● The data
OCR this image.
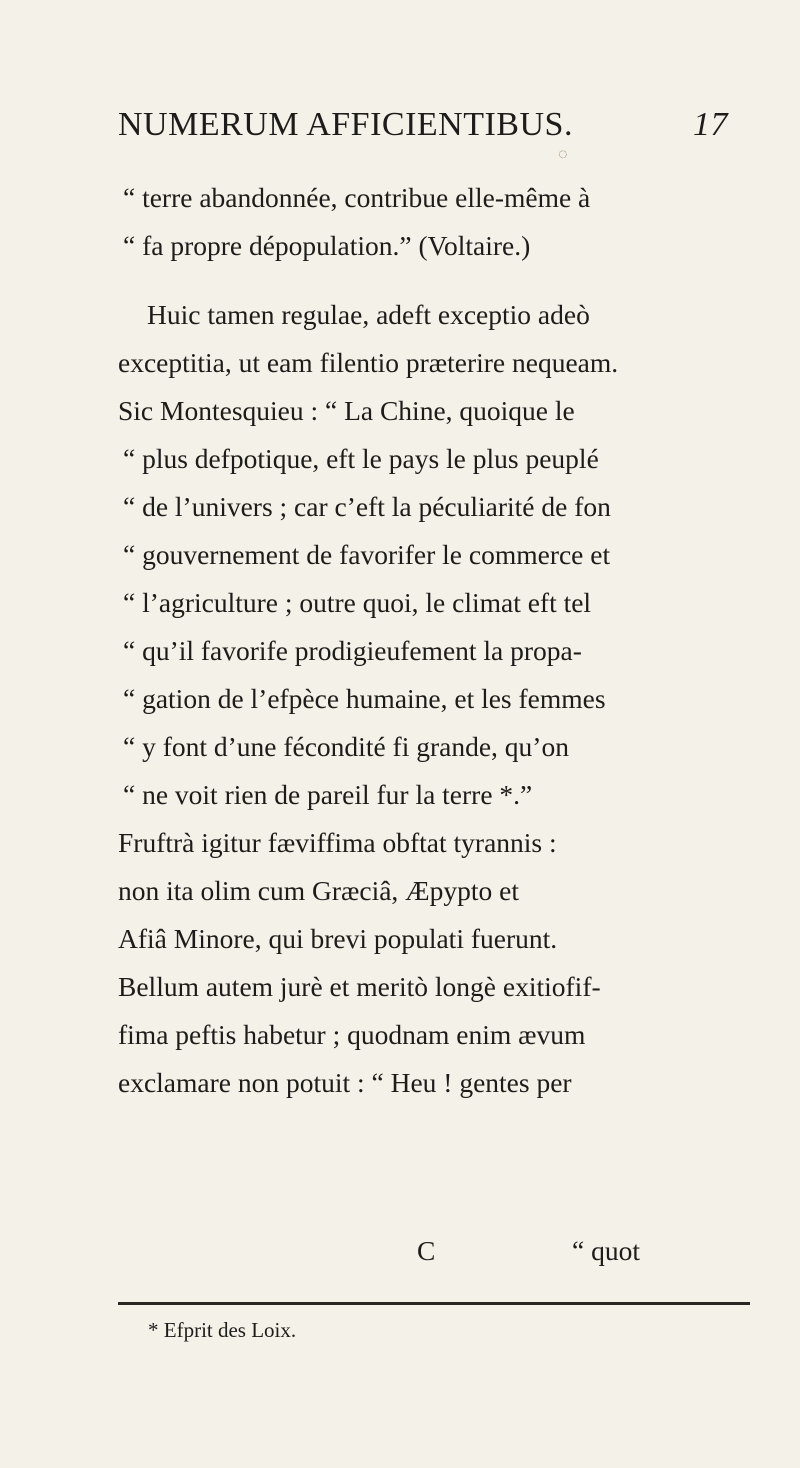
NUMERUM AFFICIENTIBUS.	17
◌
“ terre abandonnée, contribue elle-même à
“ fa propre dépopulation.” (Voltaire.)
Huic tamen regulae, adeft exceptio adeò
exceptitia, ut eam filentio præterire nequeam.
Sic Montesquieu : “ La Chine, quoique le
“ plus defpotique, eft le pays le plus peuplé
“ de l’univers ; car c’eft la péculiarité de fon
“ gouvernement de favorifer le commerce et
“ l’agriculture ; outre quoi, le climat eft tel
“ qu’il favorife prodigieufement la propa-
“ gation de l’efpèce humaine, et les femmes
“ y font d’une fécondité fi grande, qu’on
“ ne voit rien de pareil fur la terre *.”
Fruftrà igitur fæviffima obftat tyrannis :
non ita olim cum Græciâ, Æpypto et
Afiâ Minore, qui brevi populati fuerunt.
Bellum autem jurè et meritò longè exitiofif-
fima peftis habetur ; quodnam enim ævum
exclamare non potuit : “ Heu ! gentes per
C	“ quot
* Efprit des Loix.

● Your task
From the records given above, reproduce all text exactly and exclude each picture.

● Exercise output
OCR this image.
NUMERUM AFFICIENTIBUS.	17
◌
“ terre abandonnée, contribue elle-même à
“ fa propre dépopulation.” (Voltaire.)
Huic tamen regulae, adeft exceptio adeò
exceptitia, ut eam filentio præterire nequeam.
Sic Montesquieu : “ La Chine, quoique le
“ plus defpotique, eft le pays le plus peuplé
“ de l’univers ; car c’eft la péculiarité de fon
“ gouvernement de favorifer le commerce et
“ l’agriculture ; outre quoi, le climat eft tel
“ qu’il favorife prodigieufement la propa-
“ gation de l’efpèce humaine, et les femmes
“ y font d’une fécondité fi grande, qu’on
“ ne voit rien de pareil fur la terre *.”
Fruftrà igitur fæviffima obftat tyrannis :
non ita olim cum Græciâ, Æpypto et
Afiâ Minore, qui brevi populati fuerunt.
Bellum autem jurè et meritò longè exitiofif-
fima peftis habetur ; quodnam enim ævum
exclamare non potuit : “ Heu ! gentes per
C	“ quot
* Efprit des Loix.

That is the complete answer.